## TASKS TO CARRY OUT
1 > In the climate relocation article, why do Betty Ricks and her neighbors need relocation funds from the federal government in order to move?
2 > From the climate relocation article, return the passage from "But in the absence" up to and including "the climate crisis.", copied word for word.

This article was produced in partnership with Columbia Journalism Investigations, the Center for Public Integrity, and Type Investigations.

SMITHFIELD, Va. — When flooding from Hurricane Floyd in 1999 destroyed Betty Ricks’ home, she rebuilt. Several years later, she posed proudly for a Christmas photograph beside her daughter and granddaughter in her new living room.

Then another flood—brought by Tropical Storm Ernesto in 2006—claimed her house a second time, leaving soggy furniture and appliances jumbled sideways.

“Everything gone again,” Ricks said. The only thing she salvaged was the photograph, now water-streaked.

After that storm, she rebuilt her home from scratch once more. Yet more flooding followed.

Now, she and some of her neighbors on Great Spring Road, who live less than 30 miles inland from where the Chesapeake Bay opens into the Atlantic Ocean, see no way out of this dangerous loop but to move. With an increasing number of communities at high risk from worse and more frequent disasters fueled by the changing climate, experts warn that many Americans will find themselves in a similar situation.

But the only way to leave without putting new buyers in the same position—or abandoning their homes altogether—is to seek relocation funds from the federal government.

Twice now, Ricks and her neighbors have asked for that help.

Both times, their application was denied.

Columbia Journalism Investigations in partnership with the Center for Public Integrity and Type Investigations spent a year digging into the growing need for climate relocation across the United States. Little organized government assistance exists for preventing the loss of homes and lives before a disaster, the investigation revealed—and there is no comprehensive focus on helping people escape untenable situations like Ricks’.

For decades the federal government has known that climate change will force people in the US to relocate. And the Government Accountability Office, the investigative arm of Congress, recommended in 2020 that the government form a “climate migration pilot program” to help people who want to relocate due to climate change—a recommendation it reiterated in March.

But in the absence of such a program, communities across the country must try to cobble together funding from across federal agencies through programs that weren’t designed for the climate crisis.

## RECORDED DATA

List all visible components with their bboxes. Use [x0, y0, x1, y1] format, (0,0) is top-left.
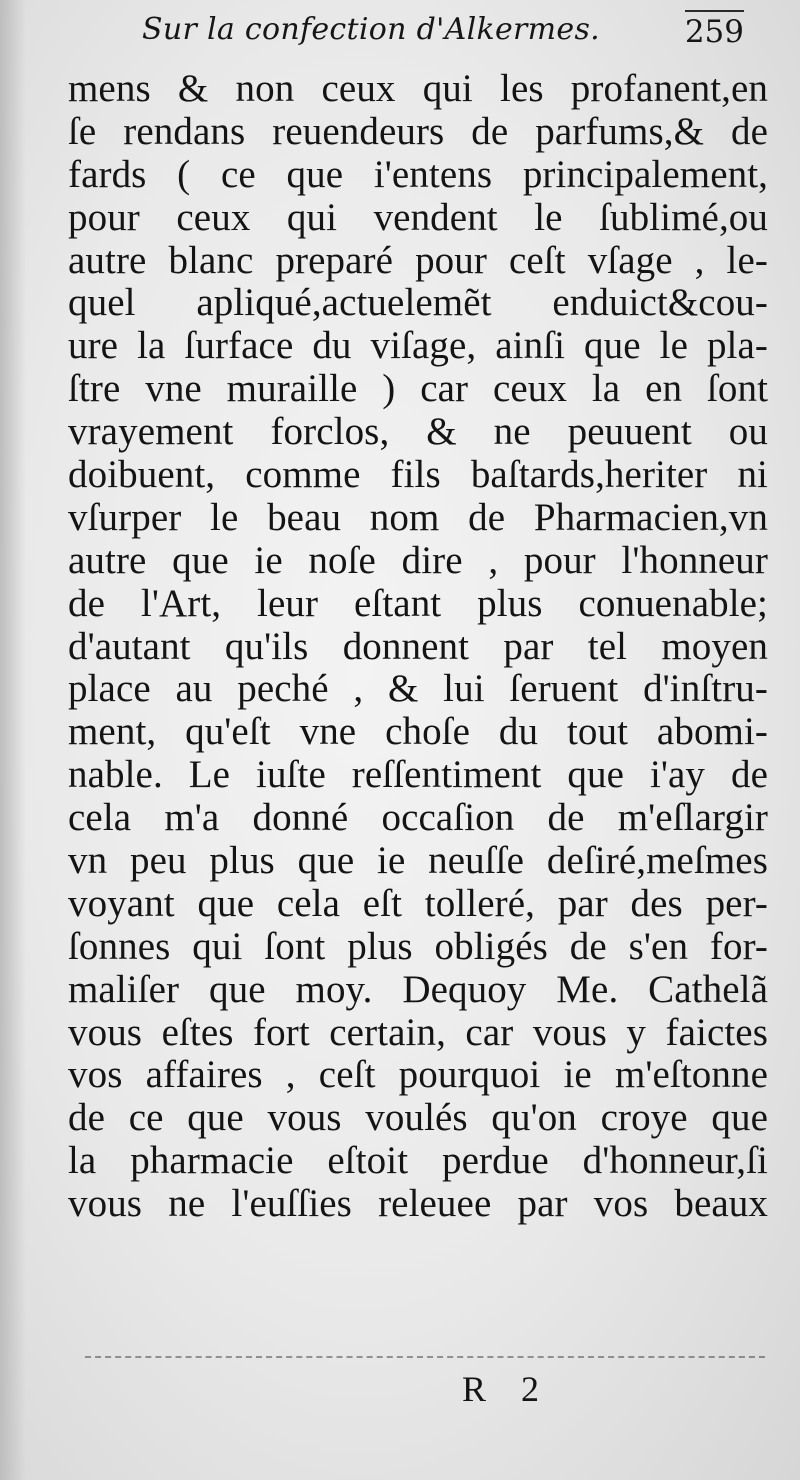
text-line: cela m'a donné occaſion de m'eſlargir: [68, 796, 768, 840]
text-line: vous ne l'euſſies releuee par vos beaux: [68, 1182, 768, 1226]
text-line: pour ceux qui vendent le ſublimé,ou: [68, 195, 768, 239]
text-line: voyant que cela eſt tolleré, par des per-: [68, 881, 768, 925]
text-line: vn peu plus que ie neuſſe deſiré,meſmes: [68, 839, 768, 883]
text-line: ment, qu'eſt vne choſe du tout abomi-: [68, 710, 768, 754]
text-line: vſurper le beau nom de Pharmacien,vn: [68, 495, 768, 539]
text-line: de ce que vous voulés qu'on croye que: [68, 1096, 768, 1140]
text-line: vrayement forclos, & ne peuuent ou: [68, 410, 768, 454]
signature-mark: R 2: [462, 1369, 540, 1409]
text-line: ſonnes qui ſont plus obligés de s'en for-: [68, 924, 768, 968]
running-head: Sur la confection d'Alkermes.: [142, 12, 600, 47]
text-line: ſtre vne muraille ) car ceux la en ſont: [68, 367, 768, 411]
text-line: de l'Art, leur eſtant plus conuenable;: [68, 581, 768, 625]
text-line: la pharmacie eſtoit perdue d'honneur,ſi: [68, 1139, 768, 1183]
text-line: ſe rendans reuendeurs de parfums,& de: [68, 109, 768, 153]
text-line: place au peché , & lui ſeruent d'inſtru-: [68, 667, 768, 711]
text-line: d'autant qu'ils donnent par tel moyen: [68, 624, 768, 668]
text-line: vous eſtes fort certain, car vous y faictes: [68, 1010, 768, 1054]
page-number: 259: [685, 10, 744, 50]
spine-shadow: [0, 0, 26, 1480]
text-line: doibuent, comme fils baſtards,heriter ni: [68, 453, 768, 497]
text-line: autre blanc preparé pour ceſt vſage , le-: [68, 238, 768, 282]
text-line: quel apliqué,actuelemẽt enduict&cou-: [68, 281, 768, 325]
text-line: vos affaires , ceſt pourquoi ie m'eſtonne: [68, 1053, 768, 1097]
text-line: autre que ie noſe dire , pour l'honneur: [68, 538, 768, 582]
text-line: maliſer que moy. Dequoy Me. Cathelã: [68, 967, 768, 1011]
footer-rule: [85, 1356, 765, 1358]
body-text: [68, 68, 768, 1226]
text-line: mens & non ceux qui les profanent,en: [68, 67, 768, 110]
text-line: fards ( ce que i'entens principalement,: [68, 152, 768, 196]
text-line: ure la ſurface du viſage, ainſi que le pla-: [68, 324, 768, 368]
text-line: nable. Le iuſte reſſentiment que i'ay de: [68, 753, 768, 797]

## SOLUTION SET
1 > The article says federal relocation funds are the only way for them to leave without either putting new buyers in the same dangerous position or abandoning their homes altogether.

2 >
But in the absence of such a program, communities across the country must try to cobble together funding from across federal agencies through programs that weren’t designed for the climate crisis.